## Exercise description
Write out the material again exactly, please, and omit the pictures.

## Information provided
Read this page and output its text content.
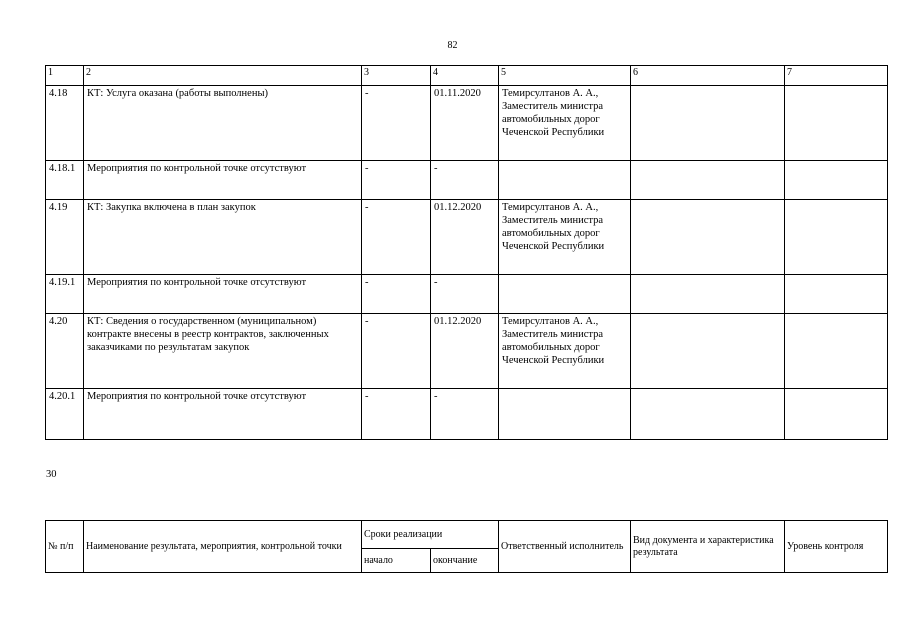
82
1	2	3	4	5	6	7
4.18	КТ: Услуга оказана (работы выполнены)	-	01.11.2020	Темирсултанов А. А., Заместитель министра автомобильных дорог Чеченской Республики		
4.18.1	Мероприятия по контрольной точке отсутствуют	-	-			
4.19	КТ: Закупка включена в план закупок	-	01.12.2020	Темирсултанов А. А., Заместитель министра автомобильных дорог Чеченской Республики		
4.19.1	Мероприятия по контрольной точке отсутствуют	-	-			
4.20	КТ: Сведения о государственном (муниципальном) контракте внесены в реестр контрактов, заключенных заказчиками по результатам закупок	-	01.12.2020	Темирсултанов А. А., Заместитель министра автомобильных дорог Чеченской Республики		
4.20.1	Мероприятия по контрольной точке отсутствуют	-	-			
30
№ п/п	Наименование результата, мероприятия, контрольной точки	Сроки реализации		Ответственный исполнитель	Вид документа и характеристика результата	Уровень контроля
		начало	окончание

## Exercise output
Read this page and output its text content.
82
1	2	3	4	5	6	7
4.18	КТ: Услуга оказана (работы выполнены)	-	01.11.2020	Темирсултанов А. А., Заместитель министра автомобильных дорог Чеченской Республики		
4.18.1	Мероприятия по контрольной точке отсутствуют	-	-			
4.19	КТ: Закупка включена в план закупок	-	01.12.2020	Темирсултанов А. А., Заместитель министра автомобильных дорог Чеченской Республики		
4.19.1	Мероприятия по контрольной точке отсутствуют	-	-			
4.20	КТ: Сведения о государственном (муниципальном) контракте внесены в реестр контрактов, заключенных заказчиками по результатам закупок	-	01.12.2020	Темирсултанов А. А., Заместитель министра автомобильных дорог Чеченской Республики		
4.20.1	Мероприятия по контрольной точке отсутствуют	-	-			
30
№ п/п	Наименование результата, мероприятия, контрольной точки	Сроки реализации		Ответственный исполнитель	Вид документа и характеристика результата	Уровень контроля
		начало	окончание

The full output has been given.